-- start of EXERCISE MATERIAL --

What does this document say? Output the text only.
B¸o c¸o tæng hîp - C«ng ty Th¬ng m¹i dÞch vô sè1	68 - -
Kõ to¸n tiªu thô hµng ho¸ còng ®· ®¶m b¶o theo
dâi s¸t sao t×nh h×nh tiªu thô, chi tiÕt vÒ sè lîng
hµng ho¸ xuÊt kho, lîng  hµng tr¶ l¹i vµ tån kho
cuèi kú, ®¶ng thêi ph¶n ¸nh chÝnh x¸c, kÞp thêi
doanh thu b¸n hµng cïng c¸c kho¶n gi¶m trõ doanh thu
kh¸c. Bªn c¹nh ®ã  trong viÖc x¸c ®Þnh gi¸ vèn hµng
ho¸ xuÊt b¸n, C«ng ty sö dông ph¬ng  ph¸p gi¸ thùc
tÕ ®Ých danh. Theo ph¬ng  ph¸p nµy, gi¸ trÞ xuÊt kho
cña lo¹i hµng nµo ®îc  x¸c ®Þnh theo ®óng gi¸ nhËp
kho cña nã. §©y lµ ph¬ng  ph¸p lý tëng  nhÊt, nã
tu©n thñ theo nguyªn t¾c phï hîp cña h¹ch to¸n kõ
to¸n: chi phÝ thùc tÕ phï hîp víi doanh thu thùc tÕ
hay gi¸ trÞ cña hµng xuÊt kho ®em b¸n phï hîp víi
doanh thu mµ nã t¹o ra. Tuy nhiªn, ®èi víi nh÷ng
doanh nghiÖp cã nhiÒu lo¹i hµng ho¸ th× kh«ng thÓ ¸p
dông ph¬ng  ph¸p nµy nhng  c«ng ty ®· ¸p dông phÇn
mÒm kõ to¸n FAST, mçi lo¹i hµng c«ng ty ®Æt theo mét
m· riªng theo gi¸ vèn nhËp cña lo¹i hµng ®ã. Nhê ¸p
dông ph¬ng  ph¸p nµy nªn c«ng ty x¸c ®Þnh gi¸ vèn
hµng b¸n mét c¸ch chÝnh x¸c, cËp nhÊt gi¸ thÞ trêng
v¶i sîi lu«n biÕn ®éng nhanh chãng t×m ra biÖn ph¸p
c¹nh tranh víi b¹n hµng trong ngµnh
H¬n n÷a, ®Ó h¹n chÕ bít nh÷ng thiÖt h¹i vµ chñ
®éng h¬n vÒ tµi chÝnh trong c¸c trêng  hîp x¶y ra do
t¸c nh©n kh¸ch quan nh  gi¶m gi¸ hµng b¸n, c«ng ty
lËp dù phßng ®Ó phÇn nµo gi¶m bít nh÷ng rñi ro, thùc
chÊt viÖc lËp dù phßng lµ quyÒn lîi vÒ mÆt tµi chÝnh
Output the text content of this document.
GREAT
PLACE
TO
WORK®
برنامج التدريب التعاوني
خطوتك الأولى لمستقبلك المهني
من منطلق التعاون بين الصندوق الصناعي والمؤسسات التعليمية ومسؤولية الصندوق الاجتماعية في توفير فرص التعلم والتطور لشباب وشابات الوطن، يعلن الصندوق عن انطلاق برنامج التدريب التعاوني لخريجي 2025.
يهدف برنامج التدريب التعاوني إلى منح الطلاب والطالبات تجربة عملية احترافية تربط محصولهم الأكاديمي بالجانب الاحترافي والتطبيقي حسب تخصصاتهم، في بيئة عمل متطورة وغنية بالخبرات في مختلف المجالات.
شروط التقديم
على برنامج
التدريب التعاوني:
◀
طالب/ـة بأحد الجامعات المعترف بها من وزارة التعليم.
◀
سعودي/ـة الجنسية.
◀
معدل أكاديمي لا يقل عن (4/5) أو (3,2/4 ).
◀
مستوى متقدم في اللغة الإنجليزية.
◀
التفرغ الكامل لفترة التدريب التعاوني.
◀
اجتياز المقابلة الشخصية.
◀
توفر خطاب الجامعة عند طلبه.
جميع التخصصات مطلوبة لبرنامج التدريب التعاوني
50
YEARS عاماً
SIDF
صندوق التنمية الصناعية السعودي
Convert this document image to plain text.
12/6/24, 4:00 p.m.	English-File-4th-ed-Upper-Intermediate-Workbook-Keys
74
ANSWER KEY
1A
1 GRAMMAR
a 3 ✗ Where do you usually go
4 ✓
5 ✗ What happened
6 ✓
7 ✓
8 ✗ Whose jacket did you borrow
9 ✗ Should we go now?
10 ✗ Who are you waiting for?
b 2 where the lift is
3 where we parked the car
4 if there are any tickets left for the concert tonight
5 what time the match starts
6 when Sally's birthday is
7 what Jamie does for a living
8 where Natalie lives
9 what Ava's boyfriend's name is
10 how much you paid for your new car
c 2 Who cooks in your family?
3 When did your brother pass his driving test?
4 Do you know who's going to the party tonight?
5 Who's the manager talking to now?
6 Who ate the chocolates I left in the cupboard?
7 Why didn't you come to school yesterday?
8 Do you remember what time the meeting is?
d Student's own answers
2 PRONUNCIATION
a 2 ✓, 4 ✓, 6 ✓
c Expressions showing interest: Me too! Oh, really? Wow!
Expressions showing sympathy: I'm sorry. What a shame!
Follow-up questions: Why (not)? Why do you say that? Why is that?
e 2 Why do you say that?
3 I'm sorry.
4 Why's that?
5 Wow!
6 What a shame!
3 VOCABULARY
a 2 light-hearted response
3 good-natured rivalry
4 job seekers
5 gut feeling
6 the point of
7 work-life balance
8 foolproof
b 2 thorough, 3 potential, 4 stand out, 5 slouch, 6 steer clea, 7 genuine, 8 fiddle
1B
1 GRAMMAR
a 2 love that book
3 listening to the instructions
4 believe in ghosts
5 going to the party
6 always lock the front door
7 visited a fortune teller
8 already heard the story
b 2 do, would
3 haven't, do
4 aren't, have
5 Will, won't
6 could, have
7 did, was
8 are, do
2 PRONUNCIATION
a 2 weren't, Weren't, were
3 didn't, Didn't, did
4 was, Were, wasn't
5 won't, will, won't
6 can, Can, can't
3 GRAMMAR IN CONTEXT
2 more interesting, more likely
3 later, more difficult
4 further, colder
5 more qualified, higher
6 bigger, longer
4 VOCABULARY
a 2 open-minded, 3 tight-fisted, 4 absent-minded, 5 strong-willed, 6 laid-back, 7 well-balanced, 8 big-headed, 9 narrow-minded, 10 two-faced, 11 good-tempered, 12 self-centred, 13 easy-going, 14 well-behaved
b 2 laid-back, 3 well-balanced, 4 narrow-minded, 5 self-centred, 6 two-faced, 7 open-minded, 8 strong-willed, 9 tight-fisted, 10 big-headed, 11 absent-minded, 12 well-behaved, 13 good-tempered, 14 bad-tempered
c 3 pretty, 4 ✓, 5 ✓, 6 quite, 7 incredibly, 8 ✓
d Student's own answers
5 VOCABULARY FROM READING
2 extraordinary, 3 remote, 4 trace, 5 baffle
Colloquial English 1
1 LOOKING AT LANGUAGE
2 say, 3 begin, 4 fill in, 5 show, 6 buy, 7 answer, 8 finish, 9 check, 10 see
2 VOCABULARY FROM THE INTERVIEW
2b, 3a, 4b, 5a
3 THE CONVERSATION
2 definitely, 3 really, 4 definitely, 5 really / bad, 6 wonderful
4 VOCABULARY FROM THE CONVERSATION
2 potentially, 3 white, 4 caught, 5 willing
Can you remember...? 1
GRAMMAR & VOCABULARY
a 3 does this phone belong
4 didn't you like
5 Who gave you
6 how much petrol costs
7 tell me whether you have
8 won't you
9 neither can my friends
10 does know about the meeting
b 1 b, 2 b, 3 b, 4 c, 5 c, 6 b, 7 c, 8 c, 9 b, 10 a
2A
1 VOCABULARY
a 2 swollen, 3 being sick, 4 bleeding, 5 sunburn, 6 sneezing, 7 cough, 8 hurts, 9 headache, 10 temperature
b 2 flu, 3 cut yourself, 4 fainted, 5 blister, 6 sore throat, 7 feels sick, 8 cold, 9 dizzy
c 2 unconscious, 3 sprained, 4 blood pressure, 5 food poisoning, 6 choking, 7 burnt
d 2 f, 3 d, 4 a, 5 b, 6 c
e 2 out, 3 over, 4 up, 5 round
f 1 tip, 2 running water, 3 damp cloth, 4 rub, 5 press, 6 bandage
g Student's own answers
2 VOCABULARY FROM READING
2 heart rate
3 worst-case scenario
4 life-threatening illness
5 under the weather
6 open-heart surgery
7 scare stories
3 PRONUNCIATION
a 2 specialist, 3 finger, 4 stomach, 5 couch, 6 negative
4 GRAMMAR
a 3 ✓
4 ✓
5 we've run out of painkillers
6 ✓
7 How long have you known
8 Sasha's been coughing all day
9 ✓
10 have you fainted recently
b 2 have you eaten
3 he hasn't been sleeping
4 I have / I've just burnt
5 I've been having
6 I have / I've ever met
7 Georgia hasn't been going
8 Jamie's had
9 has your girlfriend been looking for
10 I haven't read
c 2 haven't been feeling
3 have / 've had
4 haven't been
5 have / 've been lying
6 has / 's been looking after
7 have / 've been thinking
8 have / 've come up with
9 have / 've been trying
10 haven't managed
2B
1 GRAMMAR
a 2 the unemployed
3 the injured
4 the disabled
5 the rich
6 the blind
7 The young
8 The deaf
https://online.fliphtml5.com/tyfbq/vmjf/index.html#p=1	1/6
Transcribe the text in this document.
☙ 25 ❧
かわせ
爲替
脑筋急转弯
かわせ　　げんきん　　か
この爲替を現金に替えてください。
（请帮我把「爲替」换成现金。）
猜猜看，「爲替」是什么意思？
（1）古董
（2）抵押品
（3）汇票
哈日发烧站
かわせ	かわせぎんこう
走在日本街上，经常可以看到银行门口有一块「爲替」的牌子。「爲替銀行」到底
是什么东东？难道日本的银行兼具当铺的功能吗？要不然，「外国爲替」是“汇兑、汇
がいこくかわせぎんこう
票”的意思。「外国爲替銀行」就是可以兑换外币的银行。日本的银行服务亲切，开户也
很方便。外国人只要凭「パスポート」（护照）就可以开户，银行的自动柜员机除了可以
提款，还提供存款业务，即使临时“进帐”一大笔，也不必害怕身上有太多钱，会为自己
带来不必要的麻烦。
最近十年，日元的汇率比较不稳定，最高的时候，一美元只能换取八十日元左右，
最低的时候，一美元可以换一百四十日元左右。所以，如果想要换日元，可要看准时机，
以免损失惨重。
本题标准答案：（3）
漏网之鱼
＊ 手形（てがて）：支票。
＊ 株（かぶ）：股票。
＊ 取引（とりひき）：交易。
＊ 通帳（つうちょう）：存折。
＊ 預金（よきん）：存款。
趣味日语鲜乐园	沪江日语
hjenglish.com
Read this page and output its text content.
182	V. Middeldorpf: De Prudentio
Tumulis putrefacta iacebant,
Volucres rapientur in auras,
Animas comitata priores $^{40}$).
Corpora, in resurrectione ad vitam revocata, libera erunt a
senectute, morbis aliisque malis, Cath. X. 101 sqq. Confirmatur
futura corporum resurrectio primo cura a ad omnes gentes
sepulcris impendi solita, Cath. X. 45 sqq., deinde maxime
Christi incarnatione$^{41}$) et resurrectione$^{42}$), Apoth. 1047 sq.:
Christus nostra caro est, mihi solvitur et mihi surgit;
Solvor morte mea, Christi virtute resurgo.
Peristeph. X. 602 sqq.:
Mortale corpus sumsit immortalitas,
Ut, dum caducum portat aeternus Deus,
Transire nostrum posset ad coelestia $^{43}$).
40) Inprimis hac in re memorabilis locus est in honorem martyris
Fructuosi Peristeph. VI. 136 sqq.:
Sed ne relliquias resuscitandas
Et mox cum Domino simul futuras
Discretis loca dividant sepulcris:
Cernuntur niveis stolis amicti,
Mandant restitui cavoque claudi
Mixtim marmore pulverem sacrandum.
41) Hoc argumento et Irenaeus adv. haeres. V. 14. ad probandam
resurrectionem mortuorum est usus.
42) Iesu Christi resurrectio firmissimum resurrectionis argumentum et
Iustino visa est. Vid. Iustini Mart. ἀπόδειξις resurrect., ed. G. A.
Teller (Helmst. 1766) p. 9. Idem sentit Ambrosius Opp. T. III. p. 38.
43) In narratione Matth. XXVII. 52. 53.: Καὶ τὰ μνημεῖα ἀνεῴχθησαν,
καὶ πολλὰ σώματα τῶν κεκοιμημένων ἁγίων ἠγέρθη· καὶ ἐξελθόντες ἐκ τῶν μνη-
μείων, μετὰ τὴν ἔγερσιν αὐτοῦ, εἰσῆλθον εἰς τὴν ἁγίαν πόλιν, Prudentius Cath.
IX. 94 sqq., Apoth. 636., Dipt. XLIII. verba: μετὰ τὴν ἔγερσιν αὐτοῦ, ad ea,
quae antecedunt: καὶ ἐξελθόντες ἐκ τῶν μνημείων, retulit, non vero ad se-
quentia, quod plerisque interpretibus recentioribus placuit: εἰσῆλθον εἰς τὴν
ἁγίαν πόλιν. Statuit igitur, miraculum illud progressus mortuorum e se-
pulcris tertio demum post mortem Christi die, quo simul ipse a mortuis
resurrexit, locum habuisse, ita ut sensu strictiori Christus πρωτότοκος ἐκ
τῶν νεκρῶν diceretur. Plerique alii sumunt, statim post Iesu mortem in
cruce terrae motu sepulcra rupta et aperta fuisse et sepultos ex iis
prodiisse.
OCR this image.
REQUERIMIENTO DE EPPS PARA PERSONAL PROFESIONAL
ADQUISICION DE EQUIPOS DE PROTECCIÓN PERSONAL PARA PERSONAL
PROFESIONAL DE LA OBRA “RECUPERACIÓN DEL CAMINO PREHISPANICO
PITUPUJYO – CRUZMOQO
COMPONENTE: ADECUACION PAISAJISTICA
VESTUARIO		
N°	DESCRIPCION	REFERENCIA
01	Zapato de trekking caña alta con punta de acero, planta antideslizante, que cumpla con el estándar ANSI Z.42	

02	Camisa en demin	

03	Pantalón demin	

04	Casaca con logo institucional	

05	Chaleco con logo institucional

-- end of EXERCISE MATERIAL --

TASK TO CARRY OUT ::
Among the lines of the data above, count those holding "well" and state only the number.

SOLUTION FOR THIS PROBLEM ::
2